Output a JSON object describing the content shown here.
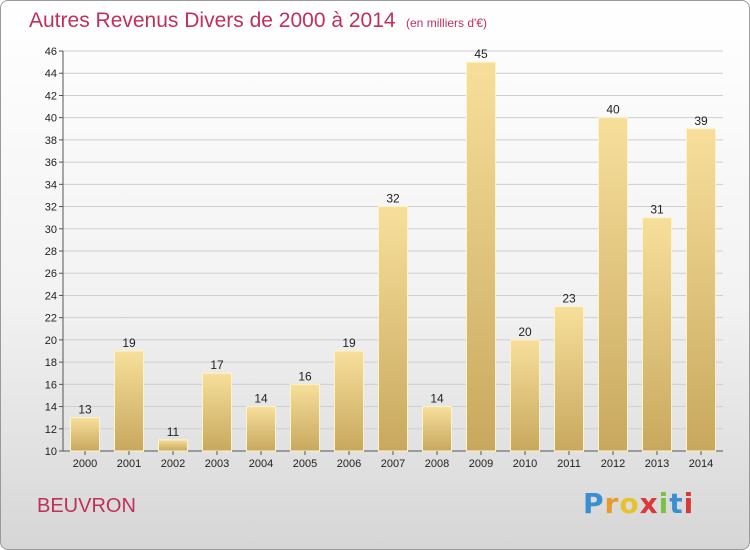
{
  "chart_data": {
    "type": "bar",
    "title": "Autres Revenus Divers de 2000 à 2014",
    "unit_note": "(en milliers d'€)",
    "categories": [
      "2000",
      "2001",
      "2002",
      "2003",
      "2004",
      "2005",
      "2006",
      "2007",
      "2008",
      "2009",
      "2010",
      "2011",
      "2012",
      "2013",
      "2014"
    ],
    "values": [
      13,
      19,
      11,
      17,
      14,
      16,
      19,
      32,
      14,
      45,
      20,
      23,
      40,
      31,
      39
    ],
    "ylim": [
      10,
      46
    ],
    "yticks": [
      10,
      12,
      14,
      16,
      18,
      20,
      22,
      24,
      26,
      28,
      30,
      32,
      34,
      36,
      38,
      40,
      42,
      44,
      46
    ],
    "grid": true,
    "bar_color_light": "#f7df9b",
    "bar_color_dark": "#c8a85e",
    "title_color": "#c0305a"
  },
  "place_name": "BEUVRON",
  "logo": {
    "letters": [
      "P",
      "r",
      "o",
      "x",
      "i",
      "t",
      "i"
    ],
    "colors": [
      "#3a8fd0",
      "#e89a2a",
      "#e8c22a",
      "#d83a3a",
      "#7cc242",
      "#3a8fd0",
      "#d83a3a"
    ]
  }
}
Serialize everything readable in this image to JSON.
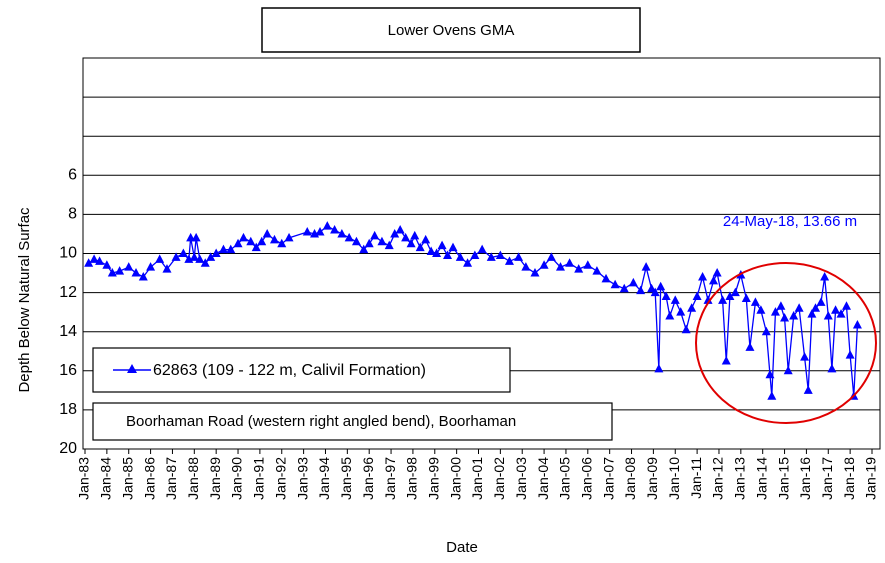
{
  "chart_data": {
    "type": "line",
    "title": "Lower Ovens GMA",
    "x_label": "Date",
    "y_label": "Depth Below Natural Surfac",
    "annotation": "24-May-18, 13.66 m",
    "location_note": "Boorhaman Road  (western right angled bend), Boorhaman",
    "y_inverted": true,
    "grid": true,
    "ylim": [
      0,
      20
    ],
    "yticks": [
      6,
      8,
      10,
      12,
      14,
      16,
      18,
      20
    ],
    "y_unlabeled_grid": [
      2,
      4
    ],
    "xlim": [
      "1983-01",
      "2019-01"
    ],
    "xticks": [
      {
        "value": "1983-01",
        "label": "Jan-83"
      },
      {
        "value": "1984-01",
        "label": "Jan-84"
      },
      {
        "value": "1985-01",
        "label": "Jan-85"
      },
      {
        "value": "1986-01",
        "label": "Jan-86"
      },
      {
        "value": "1987-01",
        "label": "Jan-87"
      },
      {
        "value": "1988-01",
        "label": "Jan-88"
      },
      {
        "value": "1989-01",
        "label": "Jan-89"
      },
      {
        "value": "1990-01",
        "label": "Jan-90"
      },
      {
        "value": "1991-01",
        "label": "Jan-91"
      },
      {
        "value": "1992-01",
        "label": "Jan-92"
      },
      {
        "value": "1993-01",
        "label": "Jan-93"
      },
      {
        "value": "1994-01",
        "label": "Jan-94"
      },
      {
        "value": "1995-01",
        "label": "Jan-95"
      },
      {
        "value": "1996-01",
        "label": "Jan-96"
      },
      {
        "value": "1997-01",
        "label": "Jan-97"
      },
      {
        "value": "1998-01",
        "label": "Jan-98"
      },
      {
        "value": "1999-01",
        "label": "Jan-99"
      },
      {
        "value": "2000-01",
        "label": "Jan-00"
      },
      {
        "value": "2001-01",
        "label": "Jan-01"
      },
      {
        "value": "2002-01",
        "label": "Jan-02"
      },
      {
        "value": "2003-01",
        "label": "Jan-03"
      },
      {
        "value": "2004-01",
        "label": "Jan-04"
      },
      {
        "value": "2005-01",
        "label": "Jan-05"
      },
      {
        "value": "2006-01",
        "label": "Jan-06"
      },
      {
        "value": "2007-01",
        "label": "Jan-07"
      },
      {
        "value": "2008-01",
        "label": "Jan-08"
      },
      {
        "value": "2009-01",
        "label": "Jan-09"
      },
      {
        "value": "2010-01",
        "label": "Jan-10"
      },
      {
        "value": "2011-01",
        "label": "Jan-11"
      },
      {
        "value": "2012-01",
        "label": "Jan-12"
      },
      {
        "value": "2013-01",
        "label": "Jan-13"
      },
      {
        "value": "2014-01",
        "label": "Jan-14"
      },
      {
        "value": "2015-01",
        "label": "Jan-15"
      },
      {
        "value": "2016-01",
        "label": "Jan-16"
      },
      {
        "value": "2017-01",
        "label": "Jan-17"
      },
      {
        "value": "2018-01",
        "label": "Jan-18"
      },
      {
        "value": "2019-01",
        "label": "Jan-19"
      }
    ],
    "x": [
      "1983-03",
      "1983-06",
      "1983-09",
      "1984-01",
      "1984-04",
      "1984-08",
      "1985-01",
      "1985-05",
      "1985-09",
      "1986-01",
      "1986-06",
      "1986-10",
      "1987-03",
      "1987-07",
      "1987-10",
      "1987-11",
      "1988-01",
      "1988-02",
      "1988-04",
      "1988-07",
      "1988-10",
      "1989-01",
      "1989-05",
      "1989-09",
      "1990-01",
      "1990-04",
      "1990-08",
      "1990-11",
      "1991-02",
      "1991-05",
      "1991-09",
      "1992-01",
      "1992-05",
      "1993-03",
      "1993-07",
      "1993-10",
      "1994-02",
      "1994-06",
      "1994-10",
      "1995-02",
      "1995-06",
      "1995-10",
      "1996-01",
      "1996-04",
      "1996-08",
      "1996-12",
      "1997-03",
      "1997-06",
      "1997-09",
      "1997-12",
      "1998-02",
      "1998-05",
      "1998-08",
      "1998-11",
      "1999-02",
      "1999-05",
      "1999-08",
      "1999-11",
      "2000-03",
      "2000-07",
      "2000-11",
      "2001-03",
      "2001-08",
      "2002-01",
      "2002-06",
      "2002-11",
      "2003-03",
      "2003-08",
      "2004-01",
      "2004-05",
      "2004-10",
      "2005-03",
      "2005-08",
      "2006-01",
      "2006-06",
      "2006-11",
      "2007-04",
      "2007-09",
      "2008-02",
      "2008-06",
      "2008-09",
      "2008-12",
      "2009-02",
      "2009-04",
      "2009-05",
      "2009-08",
      "2009-10",
      "2010-01",
      "2010-04",
      "2010-07",
      "2010-10",
      "2011-01",
      "2011-04",
      "2011-07",
      "2011-10",
      "2011-12",
      "2012-03",
      "2012-05",
      "2012-07",
      "2012-10",
      "2013-01",
      "2013-04",
      "2013-06",
      "2013-09",
      "2013-12",
      "2014-03",
      "2014-05",
      "2014-06",
      "2014-08",
      "2014-11",
      "2015-01",
      "2015-03",
      "2015-06",
      "2015-09",
      "2015-12",
      "2016-02",
      "2016-04",
      "2016-06",
      "2016-09",
      "2016-11",
      "2017-01",
      "2017-03",
      "2017-05",
      "2017-08",
      "2017-11",
      "2018-01",
      "2018-03",
      "2018-05"
    ],
    "series": [
      {
        "name": "62863 (109 - 122 m, Calivil Formation)",
        "color": "#0000ff",
        "values": [
          10.5,
          10.3,
          10.4,
          10.6,
          11.0,
          10.9,
          10.7,
          11.0,
          11.2,
          10.7,
          10.3,
          10.8,
          10.2,
          10.0,
          10.3,
          9.2,
          10.2,
          9.2,
          10.3,
          10.5,
          10.2,
          10.0,
          9.8,
          9.8,
          9.5,
          9.2,
          9.4,
          9.7,
          9.4,
          9.0,
          9.3,
          9.5,
          9.2,
          8.9,
          9.0,
          8.9,
          8.6,
          8.8,
          9.0,
          9.2,
          9.4,
          9.8,
          9.5,
          9.1,
          9.4,
          9.6,
          9.0,
          8.8,
          9.2,
          9.5,
          9.1,
          9.7,
          9.3,
          9.9,
          10.0,
          9.6,
          10.1,
          9.7,
          10.2,
          10.5,
          10.1,
          9.8,
          10.2,
          10.1,
          10.4,
          10.2,
          10.7,
          11.0,
          10.6,
          10.2,
          10.7,
          10.5,
          10.8,
          10.6,
          10.9,
          11.3,
          11.6,
          11.8,
          11.5,
          11.9,
          10.7,
          11.8,
          12.0,
          15.9,
          11.7,
          12.2,
          13.2,
          12.4,
          13.0,
          13.9,
          12.8,
          12.2,
          11.2,
          12.4,
          11.4,
          11.0,
          12.4,
          15.5,
          12.2,
          12.0,
          11.1,
          12.3,
          14.8,
          12.5,
          12.9,
          14.0,
          16.2,
          17.3,
          13.0,
          12.7,
          13.3,
          16.0,
          13.2,
          12.8,
          15.3,
          17.0,
          13.1,
          12.8,
          12.5,
          11.2,
          13.2,
          15.9,
          12.9,
          13.1,
          12.7,
          15.2,
          17.3,
          13.66
        ]
      }
    ]
  }
}
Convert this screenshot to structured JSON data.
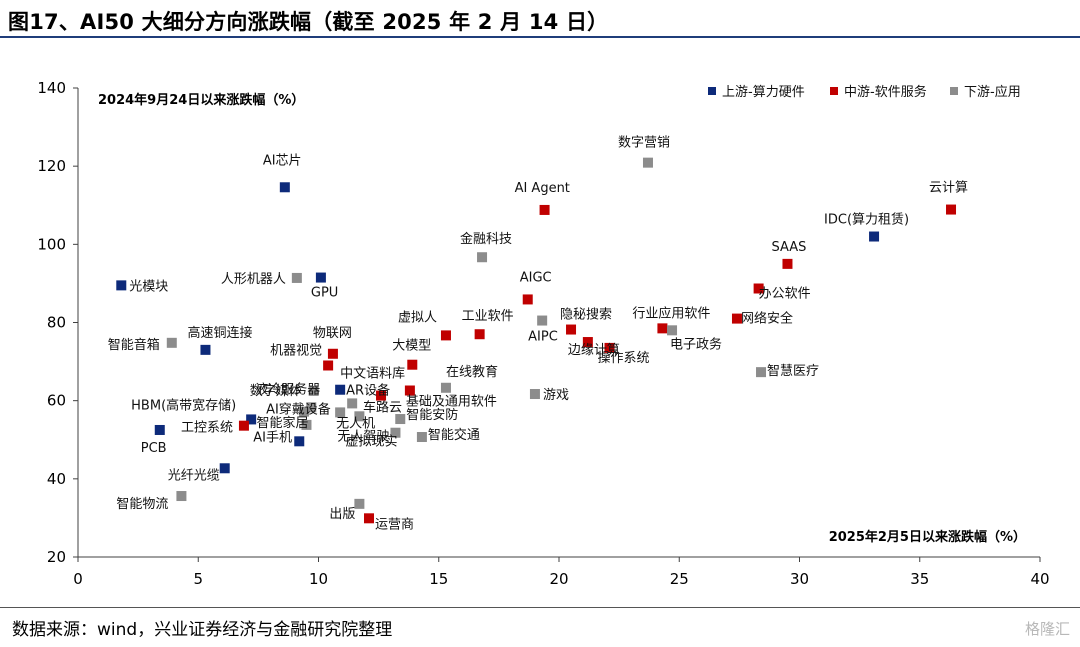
{
  "title": "图17、AI50 大细分方向涨跌幅（截至 2025 年 2 月 14 日）",
  "source": "数据来源：wind，兴业证券经济与金融研究院整理",
  "watermark": "格隆汇",
  "chart_data": {
    "type": "scatter",
    "ylabel": "2024年9月24日以来涨跌幅（%）",
    "xlabel": "2025年2月5日以来涨跌幅（%）",
    "xlim": [
      0,
      40
    ],
    "ylim": [
      20,
      140
    ],
    "xticks": [
      0,
      5,
      10,
      15,
      20,
      25,
      30,
      35,
      40
    ],
    "yticks": [
      20,
      40,
      60,
      80,
      100,
      120,
      140
    ],
    "grid": false,
    "legend_position": "top-right",
    "series": [
      {
        "name": "上游-算力硬件",
        "color": "#0d2a7a",
        "points": [
          {
            "label": "AI芯片",
            "x": 8.6,
            "y": 114.6
          },
          {
            "label": "GPU",
            "x": 10.1,
            "y": 91.5
          },
          {
            "label": "光模块",
            "x": 1.8,
            "y": 89.5
          },
          {
            "label": "高速铜连接",
            "x": 5.3,
            "y": 73.0
          },
          {
            "label": "IDC(算力租赁)",
            "x": 33.1,
            "y": 102.0
          },
          {
            "label": "中文语料库",
            "x": 10.9,
            "y": 62.8
          },
          {
            "label": "HBM(高带宽存储)",
            "x": 7.2,
            "y": 55.2
          },
          {
            "label": "PCB",
            "x": 3.4,
            "y": 52.5
          },
          {
            "label": "AI手机",
            "x": 9.2,
            "y": 49.6
          },
          {
            "label": "光纤光缆",
            "x": 6.1,
            "y": 42.7
          }
        ]
      },
      {
        "name": "中游-软件服务",
        "color": "#c00000",
        "points": [
          {
            "label": "AI Agent",
            "x": 19.4,
            "y": 108.8
          },
          {
            "label": "云计算",
            "x": 36.3,
            "y": 108.9
          },
          {
            "label": "SAAS",
            "x": 29.5,
            "y": 95.0
          },
          {
            "label": "办公软件",
            "x": 28.3,
            "y": 88.7
          },
          {
            "label": "网络安全",
            "x": 27.4,
            "y": 81.0
          },
          {
            "label": "行业应用软件",
            "x": 24.3,
            "y": 78.5
          },
          {
            "label": "AIGC",
            "x": 18.7,
            "y": 85.9
          },
          {
            "label": "隐秘搜索",
            "x": 20.5,
            "y": 78.2
          },
          {
            "label": "边缘计算",
            "x": 21.2,
            "y": 75.0
          },
          {
            "label": "操作系统",
            "x": 22.1,
            "y": 73.5
          },
          {
            "label": "工业软件",
            "x": 16.7,
            "y": 77.0
          },
          {
            "label": "虚拟人",
            "x": 15.3,
            "y": 76.7
          },
          {
            "label": "物联网",
            "x": 10.6,
            "y": 72.0
          },
          {
            "label": "机器视觉",
            "x": 10.4,
            "y": 69.0
          },
          {
            "label": "大模型",
            "x": 13.9,
            "y": 69.2
          },
          {
            "label": "基础及通用软件",
            "x": 13.8,
            "y": 62.6
          },
          {
            "label": "车路云",
            "x": 12.6,
            "y": 61.3
          },
          {
            "label": "工控系统",
            "x": 6.9,
            "y": 53.6
          },
          {
            "label": "运营商",
            "x": 12.1,
            "y": 29.9
          }
        ]
      },
      {
        "name": "下游-应用",
        "color": "#8c8c8c",
        "points": [
          {
            "label": "数字营销",
            "x": 23.7,
            "y": 120.9
          },
          {
            "label": "金融科技",
            "x": 16.8,
            "y": 96.7
          },
          {
            "label": "人形机器人",
            "x": 9.1,
            "y": 91.4
          },
          {
            "label": "智能音箱",
            "x": 3.9,
            "y": 74.8
          },
          {
            "label": "AIPC",
            "x": 19.3,
            "y": 80.5
          },
          {
            "label": "电子政务",
            "x": 24.7,
            "y": 78.0
          },
          {
            "label": "智慧医疗",
            "x": 28.4,
            "y": 67.3
          },
          {
            "label": "在线教育",
            "x": 15.3,
            "y": 63.3
          },
          {
            "label": "游戏",
            "x": 19.0,
            "y": 61.7
          },
          {
            "label": "数字媒体",
            "x": 9.8,
            "y": 62.5
          },
          {
            "label": "液冷服务器",
            "x": 9.7,
            "y": 58.3
          },
          {
            "label": "AI穿戴设备",
            "x": 9.4,
            "y": 57.2
          },
          {
            "label": "智能家居",
            "x": 9.5,
            "y": 53.8
          },
          {
            "label": "无人机",
            "x": 10.9,
            "y": 57.0
          },
          {
            "label": "智能安防",
            "x": 13.4,
            "y": 55.3
          },
          {
            "label": "智能交通",
            "x": 14.3,
            "y": 50.7
          },
          {
            "label": "虚拟现实",
            "x": 13.2,
            "y": 51.8
          },
          {
            "label": "无人驾驶",
            "x": 11.7,
            "y": 56.0
          },
          {
            "label": "AR设备",
            "x": 11.4,
            "y": 59.3
          },
          {
            "label": "智能物流",
            "x": 4.3,
            "y": 35.6
          },
          {
            "label": "出版",
            "x": 11.7,
            "y": 33.6
          }
        ]
      }
    ]
  }
}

-*-*-

What to do:
Pick out every line of the listing containing the word "this", and show those lines.

Reply to the task:
Serialize everything readable in this image to JSON.
Convert this screenshot to structured JSON data.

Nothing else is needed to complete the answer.